De in artikel 2, tweede lid, van de wet vervatte verboden, voor zover deze betrekking hebben op de zondag en de feestdagen, gelden niet voor het te koop aanbieden en verkopen van feestartikelen en speelgoed op een terrein, waar een kermis wordt gehouden.

Artikel 17. Toezicht

Met het toezicht op de naleving van het bepaalde bij of krachtens deze verordening zijn belast de door burgemeester en wethouders aangewezen toezichthouders.

Artikel 18. Overgangsrecht

De krachtens artikel 6 van de Verordening Winkeltijden gemeente Maassluis (1996) verleende ontheffing aan Super de Buurman vervalt, met dien verstande dat deze ondernemer een ontheffing wordt verleend op grond van artikel 3 van deze Verordening, waarbij voor deze ontheffing een uitzondering wordt ge- maakt op het gestelde in artikel 3 tweede lid onder b. De overige voorwaarden zijn onverminderd van kracht.

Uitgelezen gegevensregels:
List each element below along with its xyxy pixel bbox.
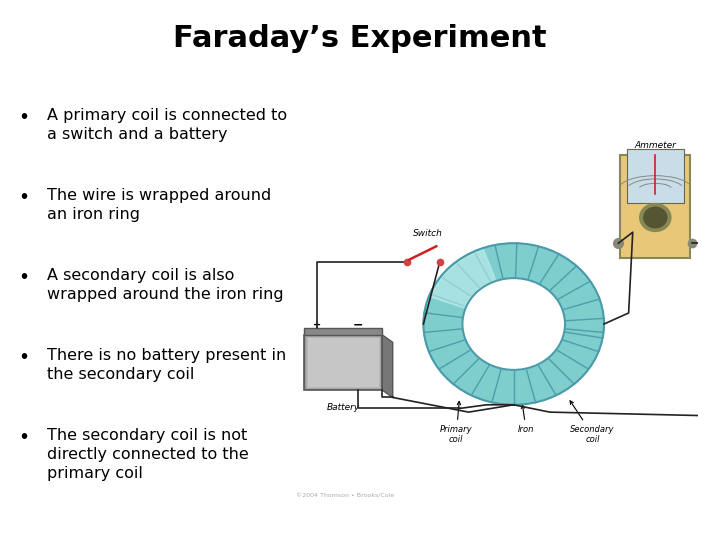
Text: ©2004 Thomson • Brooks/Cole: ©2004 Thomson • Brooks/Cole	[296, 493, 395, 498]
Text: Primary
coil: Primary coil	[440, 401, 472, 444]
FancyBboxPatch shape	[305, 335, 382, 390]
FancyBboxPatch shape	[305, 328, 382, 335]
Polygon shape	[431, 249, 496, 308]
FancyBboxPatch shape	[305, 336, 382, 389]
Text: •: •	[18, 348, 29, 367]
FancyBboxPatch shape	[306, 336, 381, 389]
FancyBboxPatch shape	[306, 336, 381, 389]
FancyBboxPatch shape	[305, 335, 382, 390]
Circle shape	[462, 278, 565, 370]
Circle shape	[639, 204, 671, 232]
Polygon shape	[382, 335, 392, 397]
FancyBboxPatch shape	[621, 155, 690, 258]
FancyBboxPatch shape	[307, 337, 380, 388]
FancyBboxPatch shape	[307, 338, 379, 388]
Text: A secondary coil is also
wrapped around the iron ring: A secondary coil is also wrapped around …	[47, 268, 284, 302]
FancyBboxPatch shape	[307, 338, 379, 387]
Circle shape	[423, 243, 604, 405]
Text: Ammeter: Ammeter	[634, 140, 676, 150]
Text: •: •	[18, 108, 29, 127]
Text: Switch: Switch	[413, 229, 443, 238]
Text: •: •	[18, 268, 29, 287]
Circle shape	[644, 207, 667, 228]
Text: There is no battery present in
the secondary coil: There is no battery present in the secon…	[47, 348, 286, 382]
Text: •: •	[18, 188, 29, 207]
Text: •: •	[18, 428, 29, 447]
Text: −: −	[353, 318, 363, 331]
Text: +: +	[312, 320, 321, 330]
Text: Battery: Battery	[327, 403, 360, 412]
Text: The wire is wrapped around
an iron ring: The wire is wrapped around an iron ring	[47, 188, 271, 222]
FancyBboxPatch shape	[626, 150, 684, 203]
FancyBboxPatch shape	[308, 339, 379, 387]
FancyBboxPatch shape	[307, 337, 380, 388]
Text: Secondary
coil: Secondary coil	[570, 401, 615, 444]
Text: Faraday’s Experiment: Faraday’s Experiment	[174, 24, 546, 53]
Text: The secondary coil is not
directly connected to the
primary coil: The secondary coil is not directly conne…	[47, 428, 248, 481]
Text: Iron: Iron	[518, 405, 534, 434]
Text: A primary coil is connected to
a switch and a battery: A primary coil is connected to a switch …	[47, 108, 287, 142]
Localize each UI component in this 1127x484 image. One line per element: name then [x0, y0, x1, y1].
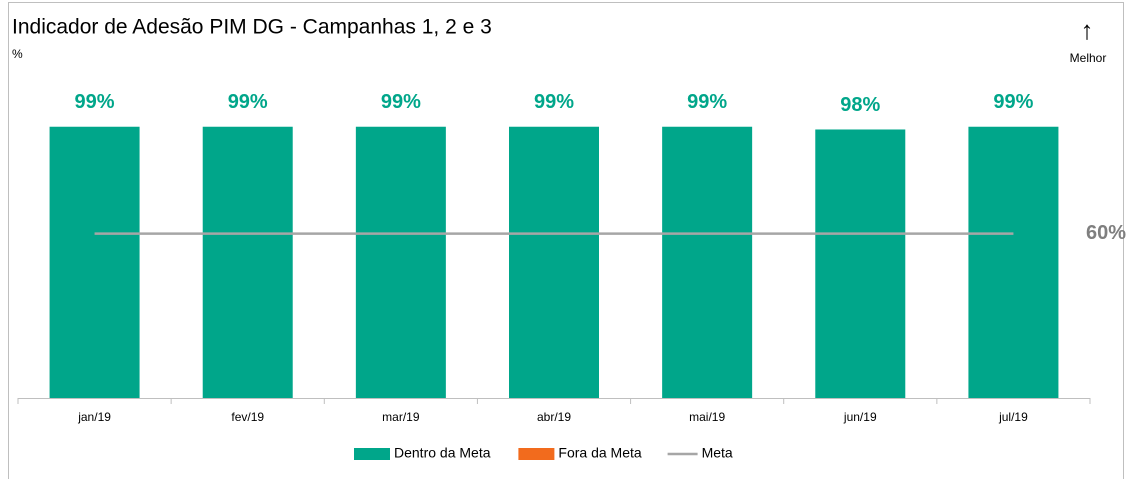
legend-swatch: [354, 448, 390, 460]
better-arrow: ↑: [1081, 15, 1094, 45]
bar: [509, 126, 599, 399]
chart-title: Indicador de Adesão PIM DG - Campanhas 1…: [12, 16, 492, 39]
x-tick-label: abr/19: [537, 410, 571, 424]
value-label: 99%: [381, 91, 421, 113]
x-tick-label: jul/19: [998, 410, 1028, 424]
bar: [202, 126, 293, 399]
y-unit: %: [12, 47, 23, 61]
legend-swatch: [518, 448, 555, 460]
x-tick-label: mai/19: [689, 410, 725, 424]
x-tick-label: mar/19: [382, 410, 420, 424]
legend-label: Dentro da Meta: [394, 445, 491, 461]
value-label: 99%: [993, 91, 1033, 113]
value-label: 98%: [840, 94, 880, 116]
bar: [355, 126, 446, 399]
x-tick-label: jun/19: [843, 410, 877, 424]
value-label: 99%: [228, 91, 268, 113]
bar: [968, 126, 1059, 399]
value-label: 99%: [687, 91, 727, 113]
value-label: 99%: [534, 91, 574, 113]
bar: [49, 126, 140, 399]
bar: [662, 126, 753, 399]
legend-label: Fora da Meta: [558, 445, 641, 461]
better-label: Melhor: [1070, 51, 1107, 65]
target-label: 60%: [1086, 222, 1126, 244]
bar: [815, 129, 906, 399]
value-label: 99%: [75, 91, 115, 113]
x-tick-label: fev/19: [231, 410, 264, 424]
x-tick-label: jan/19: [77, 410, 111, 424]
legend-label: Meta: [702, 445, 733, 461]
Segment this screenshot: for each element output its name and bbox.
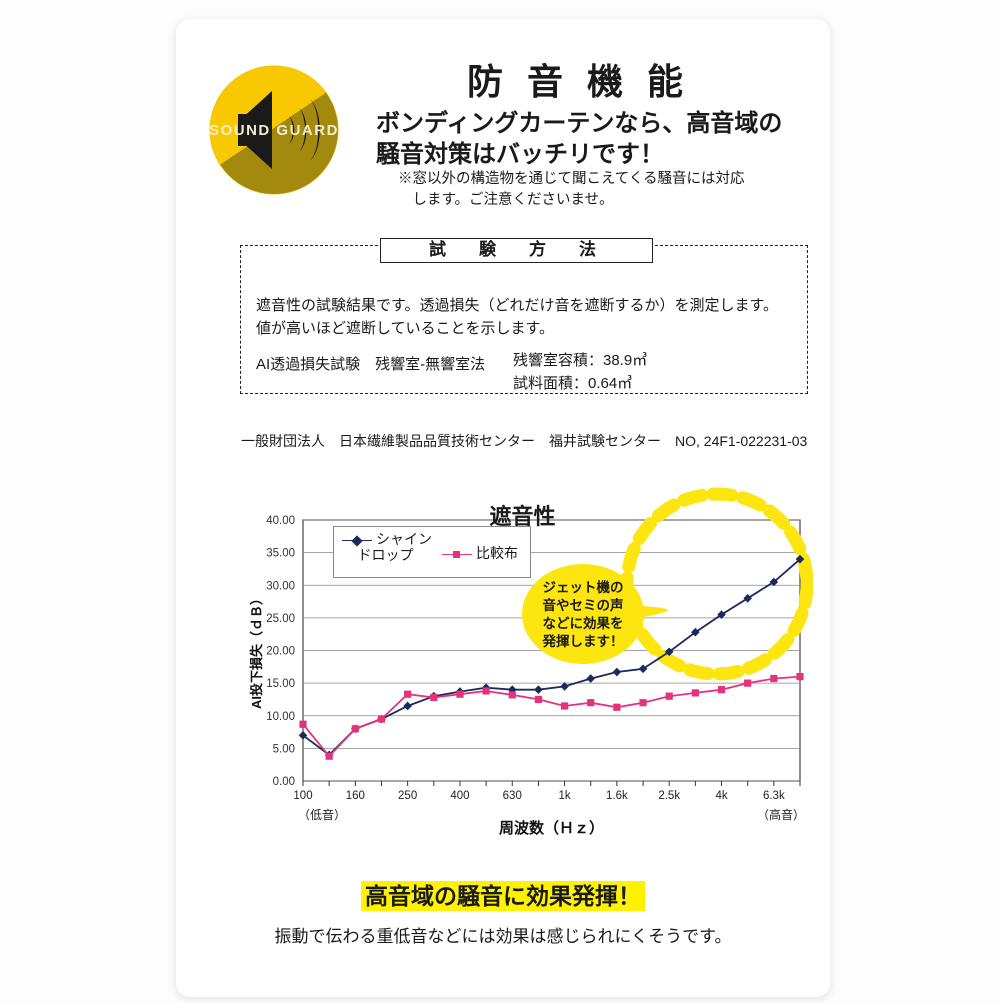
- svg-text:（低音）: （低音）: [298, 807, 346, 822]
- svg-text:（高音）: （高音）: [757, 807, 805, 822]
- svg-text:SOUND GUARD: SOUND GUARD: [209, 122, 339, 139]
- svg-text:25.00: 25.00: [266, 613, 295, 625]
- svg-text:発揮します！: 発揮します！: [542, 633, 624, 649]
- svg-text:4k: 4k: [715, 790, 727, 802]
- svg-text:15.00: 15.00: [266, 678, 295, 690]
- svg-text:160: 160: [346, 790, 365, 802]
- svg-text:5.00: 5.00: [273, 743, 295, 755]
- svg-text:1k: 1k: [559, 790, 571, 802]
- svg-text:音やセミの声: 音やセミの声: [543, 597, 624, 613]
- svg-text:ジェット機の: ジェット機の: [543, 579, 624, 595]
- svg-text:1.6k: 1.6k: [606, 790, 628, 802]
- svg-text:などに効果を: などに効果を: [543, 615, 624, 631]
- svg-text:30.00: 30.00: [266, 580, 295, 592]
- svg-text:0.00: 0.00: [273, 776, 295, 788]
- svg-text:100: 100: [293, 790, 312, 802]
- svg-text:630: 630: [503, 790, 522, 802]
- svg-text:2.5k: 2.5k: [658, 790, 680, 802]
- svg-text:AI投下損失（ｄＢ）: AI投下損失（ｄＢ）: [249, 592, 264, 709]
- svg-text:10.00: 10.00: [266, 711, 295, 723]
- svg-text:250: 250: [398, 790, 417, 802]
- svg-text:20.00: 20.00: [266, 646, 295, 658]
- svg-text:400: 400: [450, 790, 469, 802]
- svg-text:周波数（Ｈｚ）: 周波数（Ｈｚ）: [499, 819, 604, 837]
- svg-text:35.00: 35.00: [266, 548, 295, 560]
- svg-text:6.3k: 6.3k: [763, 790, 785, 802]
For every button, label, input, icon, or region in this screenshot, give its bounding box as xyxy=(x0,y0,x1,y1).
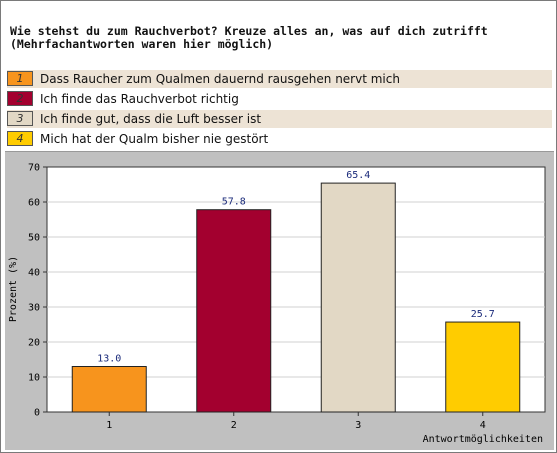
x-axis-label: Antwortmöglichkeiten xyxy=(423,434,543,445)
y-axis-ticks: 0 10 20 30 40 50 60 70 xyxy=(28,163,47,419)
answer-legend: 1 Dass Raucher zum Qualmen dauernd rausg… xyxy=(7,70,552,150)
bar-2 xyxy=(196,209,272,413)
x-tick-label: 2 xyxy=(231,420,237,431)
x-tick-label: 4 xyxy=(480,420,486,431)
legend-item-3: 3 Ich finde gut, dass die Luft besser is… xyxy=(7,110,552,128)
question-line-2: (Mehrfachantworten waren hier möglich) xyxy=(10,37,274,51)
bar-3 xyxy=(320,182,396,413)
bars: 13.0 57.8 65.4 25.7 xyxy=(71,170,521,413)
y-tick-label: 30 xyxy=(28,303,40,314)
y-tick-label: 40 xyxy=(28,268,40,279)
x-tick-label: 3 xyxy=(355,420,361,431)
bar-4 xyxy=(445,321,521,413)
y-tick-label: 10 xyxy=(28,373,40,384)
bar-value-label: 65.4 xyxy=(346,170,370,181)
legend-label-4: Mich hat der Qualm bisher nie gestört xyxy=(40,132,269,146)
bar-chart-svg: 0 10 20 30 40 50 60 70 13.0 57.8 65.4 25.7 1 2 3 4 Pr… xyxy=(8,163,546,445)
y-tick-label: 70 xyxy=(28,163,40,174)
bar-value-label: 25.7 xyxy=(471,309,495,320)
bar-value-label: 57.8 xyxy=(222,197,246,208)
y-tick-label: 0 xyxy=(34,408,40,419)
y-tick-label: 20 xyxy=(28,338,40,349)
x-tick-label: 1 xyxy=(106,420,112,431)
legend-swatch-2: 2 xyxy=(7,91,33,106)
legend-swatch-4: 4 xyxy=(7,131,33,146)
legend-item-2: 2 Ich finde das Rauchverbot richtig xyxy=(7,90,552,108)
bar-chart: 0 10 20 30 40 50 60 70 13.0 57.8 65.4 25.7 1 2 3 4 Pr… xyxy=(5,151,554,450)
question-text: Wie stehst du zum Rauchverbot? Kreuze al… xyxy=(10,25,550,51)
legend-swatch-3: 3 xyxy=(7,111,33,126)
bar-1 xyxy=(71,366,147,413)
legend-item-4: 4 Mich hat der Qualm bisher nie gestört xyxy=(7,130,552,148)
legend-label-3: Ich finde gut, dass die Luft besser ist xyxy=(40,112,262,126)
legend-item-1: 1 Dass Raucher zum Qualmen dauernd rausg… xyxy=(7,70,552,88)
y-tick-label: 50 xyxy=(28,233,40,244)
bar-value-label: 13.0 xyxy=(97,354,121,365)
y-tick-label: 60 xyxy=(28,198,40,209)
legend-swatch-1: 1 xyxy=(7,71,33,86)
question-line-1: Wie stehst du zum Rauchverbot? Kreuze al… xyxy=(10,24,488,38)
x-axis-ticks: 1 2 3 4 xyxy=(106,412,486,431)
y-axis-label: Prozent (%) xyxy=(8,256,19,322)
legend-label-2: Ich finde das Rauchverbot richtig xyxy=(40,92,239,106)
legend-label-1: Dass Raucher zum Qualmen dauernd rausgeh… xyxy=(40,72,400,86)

## [OPDRACHT]
Schrijf het documentfragment over de winkeltijdenverordening van Maassluis verder, te beginnen na de laatste zin van het overgangsrecht.

## [ANTWOORD]
Artikel 19. Hardheidsclausule

Het College kan deze verordening buiten toepassing laten of daarvan afwijken, voor zover toepassing, gelet op de belangen die de Wet en deze verordening beogen te beschermen, leidt tot een onbillijkheid van overwege aard.

Artikel 20. Intrekking oude verordening

Met de inwerkingtreding van deze verordening wordt de Verordening inzake Winkeltijden 2014 ingetrokken.

Artikel 21. Inwerkingtreding en citeertitel

  • 1.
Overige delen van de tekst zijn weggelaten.